#### What to work on:
List each line of the data that holds the string "Nazi", please.

#### Available records:
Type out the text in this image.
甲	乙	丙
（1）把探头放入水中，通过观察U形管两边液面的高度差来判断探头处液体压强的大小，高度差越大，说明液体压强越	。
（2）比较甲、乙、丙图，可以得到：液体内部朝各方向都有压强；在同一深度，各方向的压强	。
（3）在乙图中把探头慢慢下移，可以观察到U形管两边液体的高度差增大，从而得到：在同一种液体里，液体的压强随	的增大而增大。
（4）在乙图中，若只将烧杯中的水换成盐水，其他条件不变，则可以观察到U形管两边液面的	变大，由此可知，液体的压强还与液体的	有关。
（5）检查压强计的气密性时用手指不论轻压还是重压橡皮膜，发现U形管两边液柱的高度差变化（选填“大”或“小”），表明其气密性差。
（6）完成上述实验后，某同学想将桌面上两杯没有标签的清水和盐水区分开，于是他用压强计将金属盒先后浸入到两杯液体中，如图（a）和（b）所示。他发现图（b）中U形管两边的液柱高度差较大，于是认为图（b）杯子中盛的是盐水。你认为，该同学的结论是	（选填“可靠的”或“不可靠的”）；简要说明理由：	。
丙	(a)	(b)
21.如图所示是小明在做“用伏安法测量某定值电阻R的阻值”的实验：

...

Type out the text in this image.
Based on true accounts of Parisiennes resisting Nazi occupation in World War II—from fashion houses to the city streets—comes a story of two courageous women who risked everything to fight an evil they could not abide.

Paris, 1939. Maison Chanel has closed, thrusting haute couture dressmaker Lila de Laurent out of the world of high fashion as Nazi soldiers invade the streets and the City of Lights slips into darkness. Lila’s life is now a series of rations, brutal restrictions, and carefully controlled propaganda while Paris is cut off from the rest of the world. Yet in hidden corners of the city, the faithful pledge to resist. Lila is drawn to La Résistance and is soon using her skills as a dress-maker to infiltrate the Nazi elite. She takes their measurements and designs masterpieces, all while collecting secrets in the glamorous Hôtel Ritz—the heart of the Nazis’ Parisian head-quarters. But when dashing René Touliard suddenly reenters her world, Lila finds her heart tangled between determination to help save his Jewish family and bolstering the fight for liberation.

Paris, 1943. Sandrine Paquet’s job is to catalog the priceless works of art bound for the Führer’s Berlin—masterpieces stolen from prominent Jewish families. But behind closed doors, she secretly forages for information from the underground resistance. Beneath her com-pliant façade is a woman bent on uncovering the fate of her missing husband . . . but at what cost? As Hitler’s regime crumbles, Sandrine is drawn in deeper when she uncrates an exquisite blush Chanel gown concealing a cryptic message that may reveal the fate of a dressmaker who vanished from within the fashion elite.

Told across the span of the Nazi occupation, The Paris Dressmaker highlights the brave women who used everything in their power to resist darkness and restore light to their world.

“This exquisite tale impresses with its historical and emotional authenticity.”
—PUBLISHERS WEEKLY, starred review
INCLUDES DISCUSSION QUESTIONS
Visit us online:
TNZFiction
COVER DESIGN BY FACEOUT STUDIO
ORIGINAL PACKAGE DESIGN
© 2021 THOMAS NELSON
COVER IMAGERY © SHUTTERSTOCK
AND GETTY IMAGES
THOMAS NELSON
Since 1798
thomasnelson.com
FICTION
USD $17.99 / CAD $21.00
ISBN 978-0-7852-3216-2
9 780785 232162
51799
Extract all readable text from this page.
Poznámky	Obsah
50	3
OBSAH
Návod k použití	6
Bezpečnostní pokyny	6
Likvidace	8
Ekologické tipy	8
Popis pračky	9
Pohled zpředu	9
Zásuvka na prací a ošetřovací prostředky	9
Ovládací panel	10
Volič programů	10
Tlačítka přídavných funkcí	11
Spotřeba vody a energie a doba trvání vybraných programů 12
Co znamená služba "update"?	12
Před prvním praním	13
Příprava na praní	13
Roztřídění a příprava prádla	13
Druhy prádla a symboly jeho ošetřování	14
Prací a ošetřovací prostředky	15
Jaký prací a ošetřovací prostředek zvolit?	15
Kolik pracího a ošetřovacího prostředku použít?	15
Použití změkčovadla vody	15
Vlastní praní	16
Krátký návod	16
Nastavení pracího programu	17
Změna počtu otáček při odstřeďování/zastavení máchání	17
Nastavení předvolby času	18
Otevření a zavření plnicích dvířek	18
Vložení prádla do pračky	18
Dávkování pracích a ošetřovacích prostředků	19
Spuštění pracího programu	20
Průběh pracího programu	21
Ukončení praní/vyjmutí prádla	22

#### Answer below:
Based on true accounts of Parisiennes resisting Nazi occupation in World War II—from fashion houses to the city streets—comes a story of two courageous women who risked everything to fight an evil they could not abide.
Paris, 1939. Maison Chanel has closed, thrusting haute couture dressmaker Lila de Laurent out of the world of high fashion as Nazi soldiers invade the streets and the City of Lights slips into darkness. Lila’s life is now a series of rations, brutal restrictions, and carefully controlled propaganda while Paris is cut off from the rest of the world. Yet in hidden corners of the city, the faithful pledge to resist. Lila is drawn to La Résistance and is soon using her skills as a dress-maker to infiltrate the Nazi elite. She takes their measurements and designs masterpieces, all while collecting secrets in the glamorous Hôtel Ritz—the heart of the Nazis’ Parisian head-quarters. But when dashing René Touliard suddenly reenters her world, Lila finds her heart tangled between determination to help save his Jewish family and bolstering the fight for liberation.
Told across the span of the Nazi occupation, The Paris Dressmaker highlights the brave women who used everything in their power to resist darkness and restore light to their world.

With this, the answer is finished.